- **What you are asked to do**
Leave out every picture and restate word for word the lines from the one with "Decode this image" to the final line.

* START Extracted data *

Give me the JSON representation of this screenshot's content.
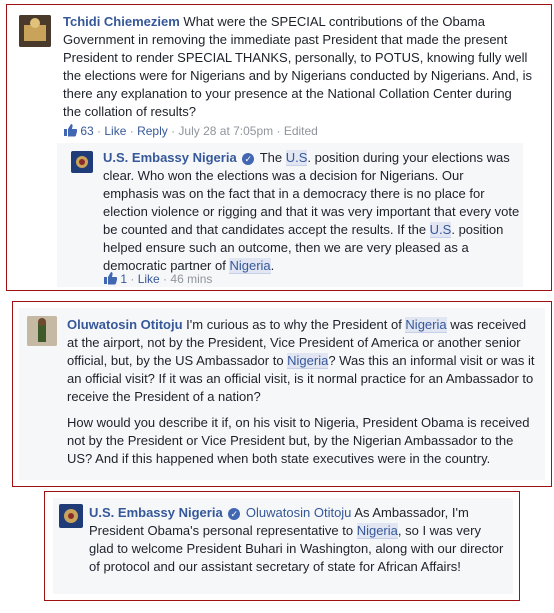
{
  "comment1": {
    "author": "Tchidi Chiemeziem",
    "text": "What were the SPECIAL contributions of the Obama Government in removing the immediate past President that made the present President to render SPECIAL THANKS, personally, to POTUS, knowing fully well the elections were for Nigerians and by Nigerians conducted by Nigerians. And, is there any explanation to your presence at the National Collation Center during the collation of results?",
    "likes": "63",
    "like_label": "Like",
    "reply_label": "Reply",
    "time": "July 28 at 7:05pm",
    "edited": "Edited",
    "reply": {
      "author": "U.S. Embassy Nigeria",
      "text_parts": [
        "The ",
        "U.S",
        ". position during your elections was clear. Who won the elections was a decision for Nigerians. Our emphasis was on the fact that in a democracy there is no place for election violence or rigging and that it was very important that every vote be counted and that candidates accept the results. If the ",
        "U.S",
        ". position helped ensure such an outcome, then we are very pleased as a democratic partner of ",
        "Nigeria",
        "."
      ],
      "likes": "1",
      "like_label": "Like",
      "time": "46 mins"
    }
  },
  "comment2": {
    "author": "Oluwatosin Otitoju",
    "para1_parts": [
      "I'm curious as to why the President of ",
      "Nigeria",
      " was received at the airport, not by the President, Vice President of America or another senior official, but, by the US Ambassador to ",
      "Nigeria",
      "? Was this an informal visit or was it an official visit? If it was an official visit, is it normal practice for an Ambassador to receive the President of a nation?"
    ],
    "para2": "How would you describe it if, on his visit to Nigeria, President Obama is received not by the President or Vice President but, by the Nigerian Ambassador to the US? And if this happened when both state executives were in the country."
  },
  "comment3": {
    "author": "U.S. Embassy Nigeria",
    "mention": "Oluwatosin Otitoju",
    "text_parts": [
      " As Ambassador, I'm President Obama's personal representative to ",
      "Nigeria",
      ", so I was very glad to welcome President Buhari in Washington, along with our director of protocol and our assistant secretary of state for African Affairs!"
    ]
  },
  "colors": {
    "frame": "#a01010",
    "link": "#365899",
    "meta": "#90949c",
    "panel": "#f6f7f9"
  }
}
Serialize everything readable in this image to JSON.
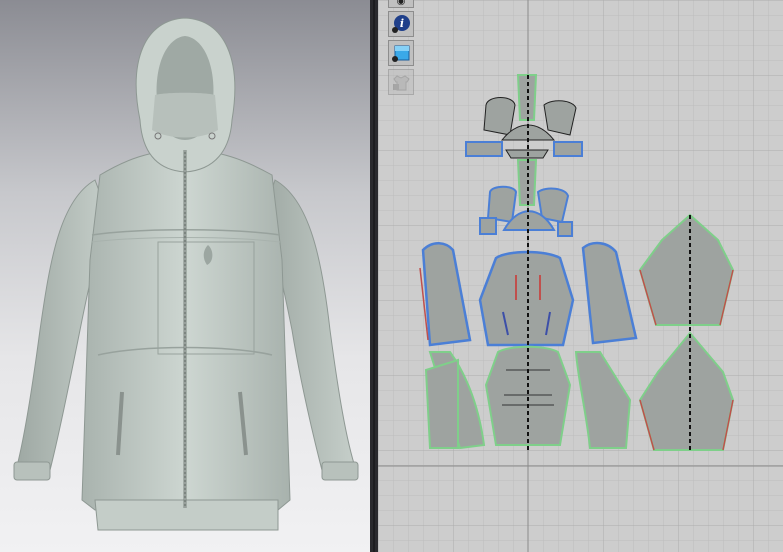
{
  "app": {
    "panels": [
      "3d-garment-view",
      "2d-pattern-view"
    ]
  },
  "toolbar_2d": {
    "buttons": [
      {
        "icon": "eye-icon",
        "enabled": true
      },
      {
        "icon": "info-icon",
        "enabled": true
      },
      {
        "icon": "texture-icon",
        "enabled": true
      },
      {
        "icon": "locked-garment-icon",
        "enabled": false
      }
    ]
  },
  "colors": {
    "garment": "#c2cbc6",
    "pattern_fill": "#9ea3a0",
    "seam_selected": "#4b7fd6",
    "seam_green": "#7fcf8a",
    "seam_red": "#c0504d",
    "grid_bg": "#cdcdcd"
  },
  "grid": {
    "minor_step": 15,
    "major_step": 75,
    "center_axis": "vertical"
  }
}
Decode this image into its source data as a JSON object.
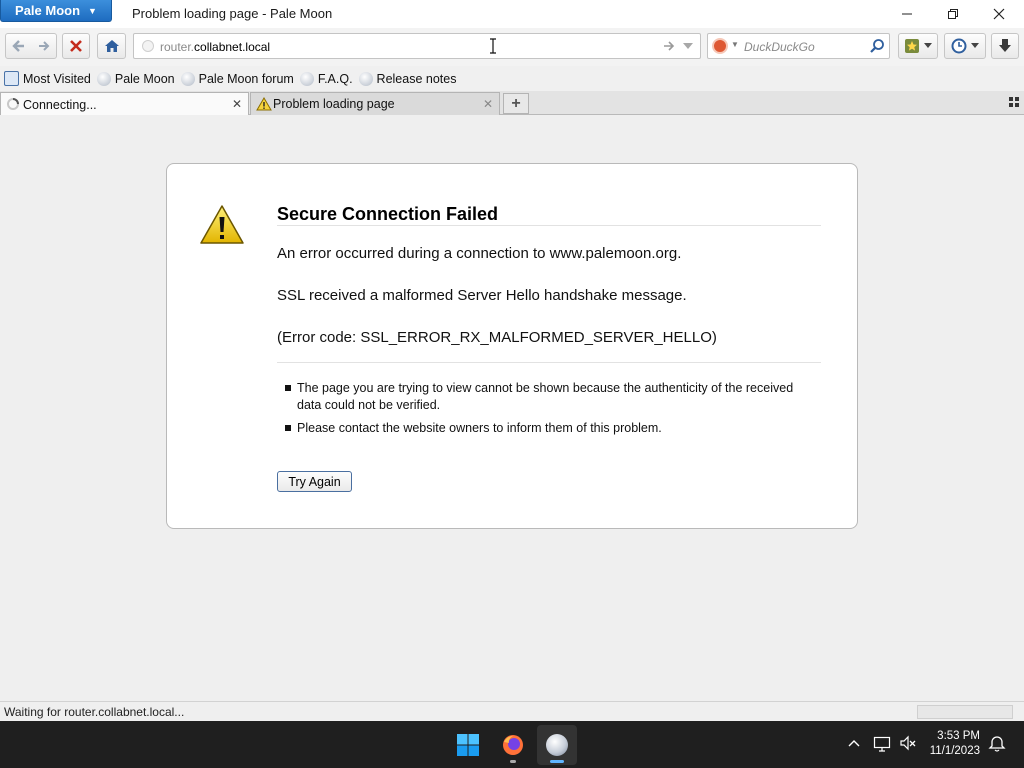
{
  "window": {
    "app_menu_label": "Pale Moon",
    "title": "Problem loading page - Pale Moon"
  },
  "navbar": {
    "url_prefix": "router.",
    "url_domain": "collabnet.local",
    "search_placeholder": "DuckDuckGo"
  },
  "bookmarks": [
    {
      "label": "Most Visited",
      "icon": "most-visited-icon"
    },
    {
      "label": "Pale Moon",
      "icon": "globe-icon"
    },
    {
      "label": "Pale Moon forum",
      "icon": "globe-icon"
    },
    {
      "label": "F.A.Q.",
      "icon": "globe-icon"
    },
    {
      "label": "Release notes",
      "icon": "globe-icon"
    }
  ],
  "tabs": [
    {
      "label": "Connecting...",
      "icon": "loading-icon",
      "active": true
    },
    {
      "label": "Problem loading page",
      "icon": "warning-icon",
      "active": false
    }
  ],
  "error": {
    "title": "Secure Connection Failed",
    "line1": "An error occurred during a connection to www.palemoon.org.",
    "line2": "SSL received a malformed Server Hello handshake message.",
    "line3": "(Error code: SSL_ERROR_RX_MALFORMED_SERVER_HELLO)",
    "bullets": [
      "The page you are trying to view cannot be shown because the authenticity of the received data could not be verified.",
      "Please contact the website owners to inform them of this problem."
    ],
    "button": "Try Again"
  },
  "status": {
    "text": "Waiting for router.collabnet.local..."
  },
  "taskbar": {
    "time": "3:53 PM",
    "date": "11/1/2023"
  },
  "colors": {
    "accent": "#2a7bd1",
    "taskbar": "#1f1f1f",
    "stop": "#c42b1c"
  }
}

* END Extracted data *

- **Full solution**
Decode this image into its source data as a JSON object.
{
  "window": {
    "app_menu_label": "Pale Moon",
    "title": "Problem loading page - Pale Moon"
  },
  "navbar": {
    "url_prefix": "router.",
    "url_domain": "collabnet.local",
    "search_placeholder": "DuckDuckGo"
  },
  "bookmarks": [
    {
      "label": "Most Visited",
      "icon": "most-visited-icon"
    },
    {
      "label": "Pale Moon",
      "icon": "globe-icon"
    },
    {
      "label": "Pale Moon forum",
      "icon": "globe-icon"
    },
    {
      "label": "F.A.Q.",
      "icon": "globe-icon"
    },
    {
      "label": "Release notes",
      "icon": "globe-icon"
    }
  ],
  "tabs": [
    {
      "label": "Connecting...",
      "icon": "loading-icon",
      "active": true
    },
    {
      "label": "Problem loading page",
      "icon": "warning-icon",
      "active": false
    }
  ],
  "error": {
    "title": "Secure Connection Failed",
    "line1": "An error occurred during a connection to www.palemoon.org.",
    "line2": "SSL received a malformed Server Hello handshake message.",
    "line3": "(Error code: SSL_ERROR_RX_MALFORMED_SERVER_HELLO)",
    "bullets": [
      "The page you are trying to view cannot be shown because the authenticity of the received data could not be verified.",
      "Please contact the website owners to inform them of this problem."
    ],
    "button": "Try Again"
  },
  "status": {
    "text": "Waiting for router.collabnet.local..."
  },
  "taskbar": {
    "time": "3:53 PM",
    "date": "11/1/2023"
  },
  "colors": {
    "accent": "#2a7bd1",
    "taskbar": "#1f1f1f",
    "stop": "#c42b1c"
  }
}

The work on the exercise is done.